Task to carry out: Verbatim output of all the material below is required.

[Saved entries]
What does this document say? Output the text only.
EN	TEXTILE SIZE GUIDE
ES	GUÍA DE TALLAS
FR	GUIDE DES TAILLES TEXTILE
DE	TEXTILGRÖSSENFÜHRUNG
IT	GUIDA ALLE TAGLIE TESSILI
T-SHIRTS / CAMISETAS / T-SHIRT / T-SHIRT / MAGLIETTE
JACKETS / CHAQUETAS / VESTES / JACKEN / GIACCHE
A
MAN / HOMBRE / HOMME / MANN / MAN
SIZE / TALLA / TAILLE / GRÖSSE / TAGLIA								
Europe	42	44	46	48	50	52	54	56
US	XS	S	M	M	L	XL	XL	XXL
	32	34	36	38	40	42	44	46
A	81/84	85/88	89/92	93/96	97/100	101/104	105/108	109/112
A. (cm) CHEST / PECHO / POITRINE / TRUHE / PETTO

Final result:
What does this document say? Output the text only.
EN	TEXTILE SIZE GUIDE
ES	GUÍA DE TALLAS
FR	GUIDE DES TAILLES TEXTILE
DE	TEXTILGRÖSSENFÜHRUNG
IT	GUIDA ALLE TAGLIE TESSILI
T-SHIRTS / CAMISETAS / T-SHIRT / T-SHIRT / MAGLIETTE
JACKETS / CHAQUETAS / VESTES / JACKEN / GIACCHE
A
MAN / HOMBRE / HOMME / MANN / MAN
SIZE / TALLA / TAILLE / GRÖSSE / TAGLIA								
Europe	42	44	46	48	50	52	54	56
US	XS	S	M	M	L	XL	XL	XXL
	32	34	36	38	40	42	44	46
A	81/84	85/88	89/92	93/96	97/100	101/104	105/108	109/112
A. (cm) CHEST / PECHO / POITRINE / TRUHE / PETTO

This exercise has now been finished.